Exercise brief:
Select every line containing the word "hands" from the material, and copy those lines.

Record list:
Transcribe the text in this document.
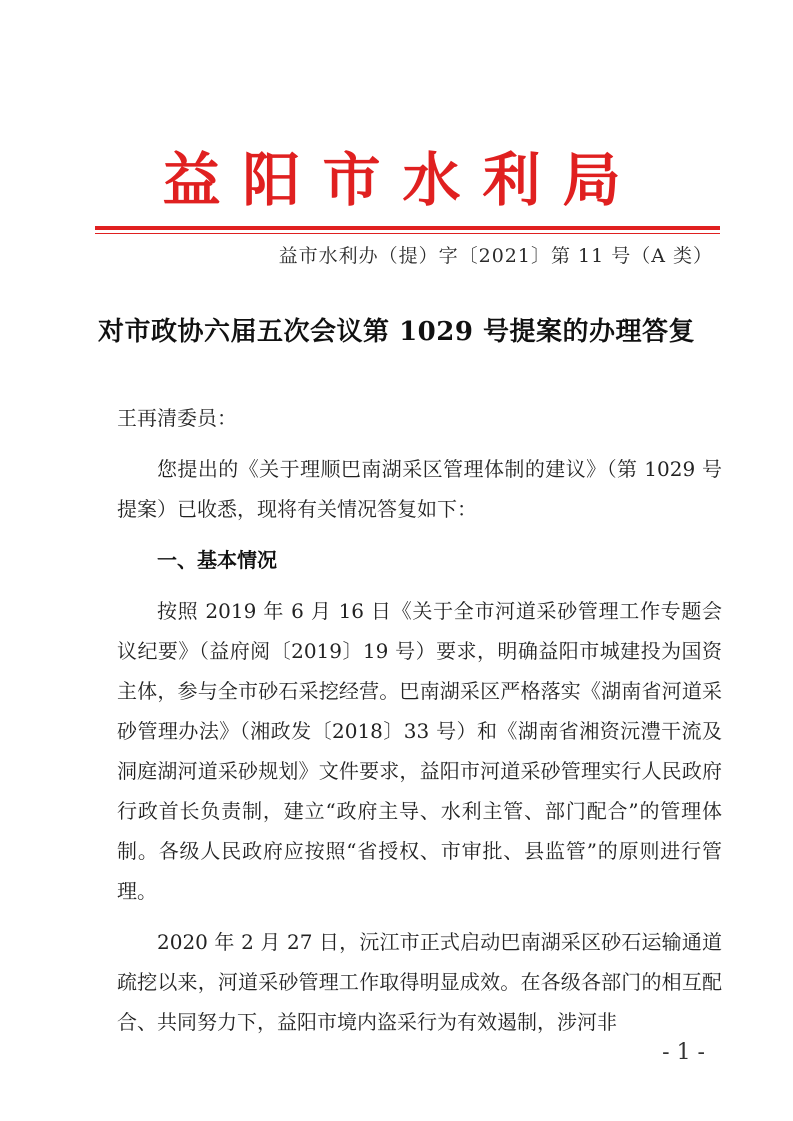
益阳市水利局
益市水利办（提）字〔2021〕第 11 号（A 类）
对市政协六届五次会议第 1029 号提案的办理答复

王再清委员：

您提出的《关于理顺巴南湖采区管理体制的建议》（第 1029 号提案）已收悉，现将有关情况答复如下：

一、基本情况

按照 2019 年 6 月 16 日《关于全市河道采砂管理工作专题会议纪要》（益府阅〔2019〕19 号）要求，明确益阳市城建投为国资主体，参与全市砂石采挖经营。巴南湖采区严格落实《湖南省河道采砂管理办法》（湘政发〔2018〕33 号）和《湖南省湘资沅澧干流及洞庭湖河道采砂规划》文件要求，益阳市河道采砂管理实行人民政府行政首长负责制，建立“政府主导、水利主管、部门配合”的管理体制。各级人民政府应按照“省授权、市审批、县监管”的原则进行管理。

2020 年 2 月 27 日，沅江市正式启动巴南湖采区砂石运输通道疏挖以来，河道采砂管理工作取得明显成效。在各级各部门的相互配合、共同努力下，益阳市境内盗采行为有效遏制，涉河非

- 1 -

...

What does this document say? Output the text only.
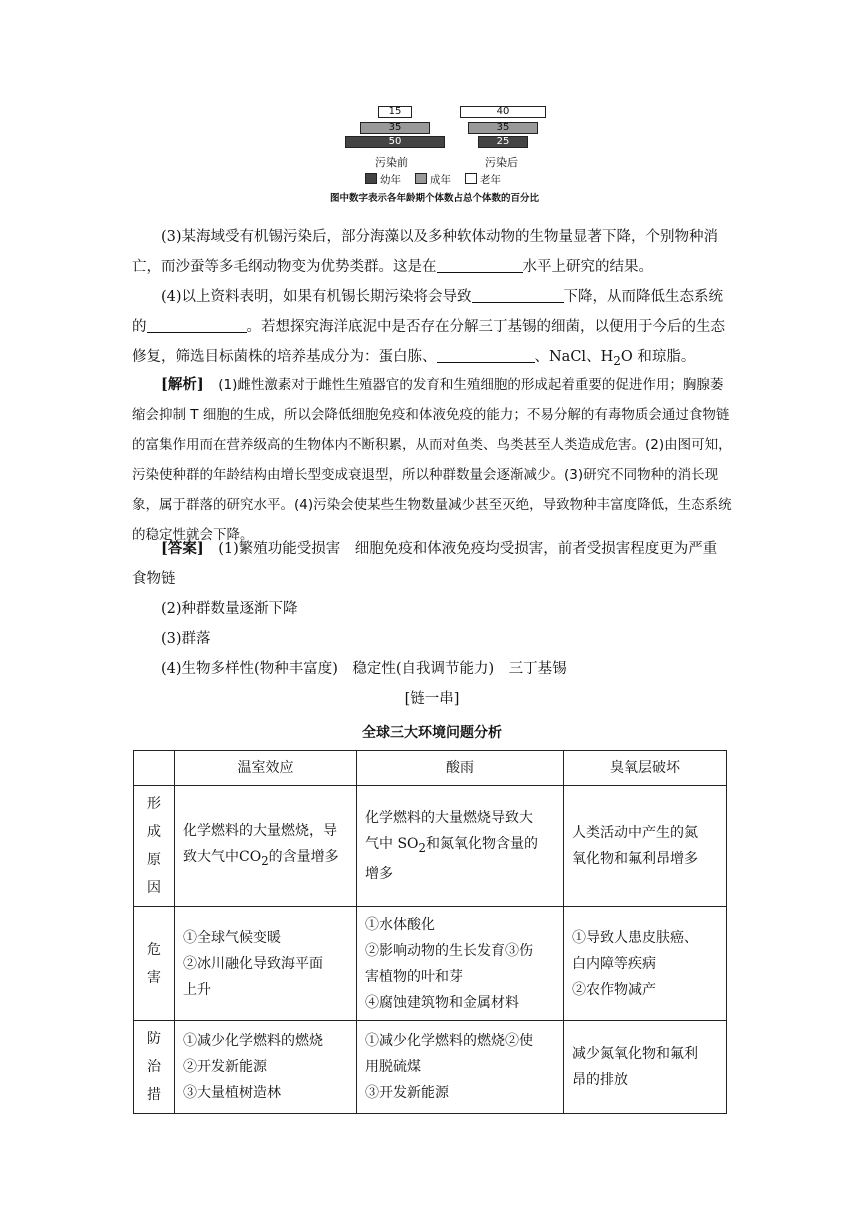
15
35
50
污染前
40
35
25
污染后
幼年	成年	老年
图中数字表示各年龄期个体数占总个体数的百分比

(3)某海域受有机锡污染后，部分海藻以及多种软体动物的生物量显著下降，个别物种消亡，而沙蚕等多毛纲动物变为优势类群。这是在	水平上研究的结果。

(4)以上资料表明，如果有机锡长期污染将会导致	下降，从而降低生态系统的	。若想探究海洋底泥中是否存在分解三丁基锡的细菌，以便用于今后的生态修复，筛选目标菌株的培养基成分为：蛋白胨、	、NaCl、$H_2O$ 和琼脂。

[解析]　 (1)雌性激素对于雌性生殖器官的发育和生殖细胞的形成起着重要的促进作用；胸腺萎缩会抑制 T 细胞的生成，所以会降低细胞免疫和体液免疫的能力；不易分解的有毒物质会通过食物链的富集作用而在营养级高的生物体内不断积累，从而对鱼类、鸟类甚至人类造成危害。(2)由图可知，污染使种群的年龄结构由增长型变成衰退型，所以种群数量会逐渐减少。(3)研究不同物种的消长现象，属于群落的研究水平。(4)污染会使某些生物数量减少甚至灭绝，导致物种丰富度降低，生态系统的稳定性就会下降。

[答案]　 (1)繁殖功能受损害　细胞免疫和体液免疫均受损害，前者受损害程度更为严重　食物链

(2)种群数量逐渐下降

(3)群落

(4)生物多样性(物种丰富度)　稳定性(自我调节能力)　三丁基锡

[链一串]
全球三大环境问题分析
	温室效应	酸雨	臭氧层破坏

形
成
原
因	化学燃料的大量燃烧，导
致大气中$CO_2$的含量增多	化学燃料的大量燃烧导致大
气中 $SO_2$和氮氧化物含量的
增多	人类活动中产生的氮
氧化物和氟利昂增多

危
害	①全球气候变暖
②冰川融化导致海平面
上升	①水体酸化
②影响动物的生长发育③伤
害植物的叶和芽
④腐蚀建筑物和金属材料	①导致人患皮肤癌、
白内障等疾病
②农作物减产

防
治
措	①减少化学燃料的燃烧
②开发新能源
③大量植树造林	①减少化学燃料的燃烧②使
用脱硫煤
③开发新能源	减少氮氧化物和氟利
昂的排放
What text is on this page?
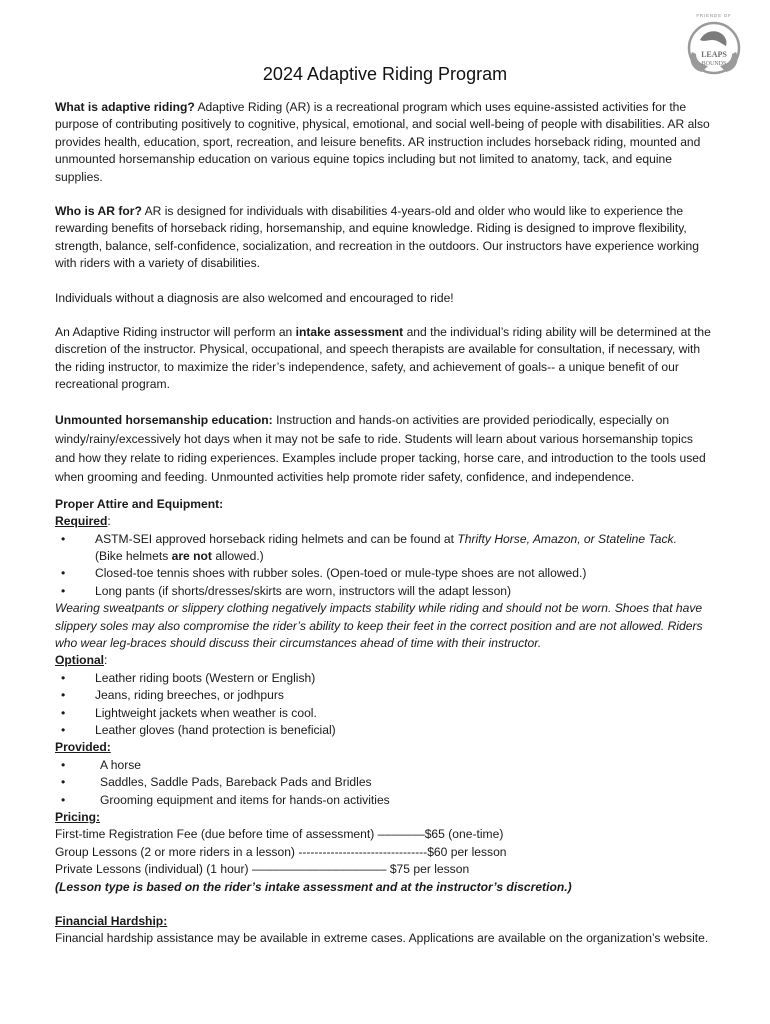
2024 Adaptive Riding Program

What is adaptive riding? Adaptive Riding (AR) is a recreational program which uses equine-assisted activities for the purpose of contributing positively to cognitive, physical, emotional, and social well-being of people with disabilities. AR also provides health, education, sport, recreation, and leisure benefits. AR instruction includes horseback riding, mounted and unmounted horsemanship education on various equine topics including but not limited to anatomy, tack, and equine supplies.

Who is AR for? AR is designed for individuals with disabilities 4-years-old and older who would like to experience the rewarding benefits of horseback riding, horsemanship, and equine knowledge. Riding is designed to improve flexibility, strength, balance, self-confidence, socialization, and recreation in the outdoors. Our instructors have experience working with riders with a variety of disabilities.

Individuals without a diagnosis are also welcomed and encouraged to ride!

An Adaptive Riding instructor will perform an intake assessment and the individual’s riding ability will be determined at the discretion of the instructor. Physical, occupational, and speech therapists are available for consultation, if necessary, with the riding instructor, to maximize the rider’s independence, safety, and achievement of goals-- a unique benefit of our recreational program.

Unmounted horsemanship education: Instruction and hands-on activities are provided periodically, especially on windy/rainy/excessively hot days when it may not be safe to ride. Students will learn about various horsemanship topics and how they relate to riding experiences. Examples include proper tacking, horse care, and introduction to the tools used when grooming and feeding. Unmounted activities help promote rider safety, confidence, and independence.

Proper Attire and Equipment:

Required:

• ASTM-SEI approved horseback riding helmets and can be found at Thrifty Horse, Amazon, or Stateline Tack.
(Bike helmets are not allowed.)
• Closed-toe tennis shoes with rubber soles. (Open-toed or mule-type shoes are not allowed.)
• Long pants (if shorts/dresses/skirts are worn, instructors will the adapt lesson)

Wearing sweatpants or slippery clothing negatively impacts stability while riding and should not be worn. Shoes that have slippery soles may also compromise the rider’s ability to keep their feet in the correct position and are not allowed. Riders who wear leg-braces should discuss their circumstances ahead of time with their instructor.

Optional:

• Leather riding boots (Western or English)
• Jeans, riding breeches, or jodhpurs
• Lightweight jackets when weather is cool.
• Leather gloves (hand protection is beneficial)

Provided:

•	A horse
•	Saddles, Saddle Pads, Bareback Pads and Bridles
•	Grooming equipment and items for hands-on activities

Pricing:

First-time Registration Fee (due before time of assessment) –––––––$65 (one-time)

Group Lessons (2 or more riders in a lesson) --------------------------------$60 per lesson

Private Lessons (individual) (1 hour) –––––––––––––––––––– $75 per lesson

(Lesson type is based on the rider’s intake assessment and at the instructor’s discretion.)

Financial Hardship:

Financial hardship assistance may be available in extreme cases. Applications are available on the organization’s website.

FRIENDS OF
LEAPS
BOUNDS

Correct response:
Unmounted horsemanship education: Instruction and hands-on activities are provided periodically, especially on windy/rainy/excessively hot days when it may not be safe to ride. Students will learn about various horsemanship topics and how they relate to riding experiences. Examples include proper tacking, horse care, and introduction to the tools used when grooming and feeding. Unmounted activities help promote rider safety, confidence, and independence.
•	Grooming equipment and items for hands-on activities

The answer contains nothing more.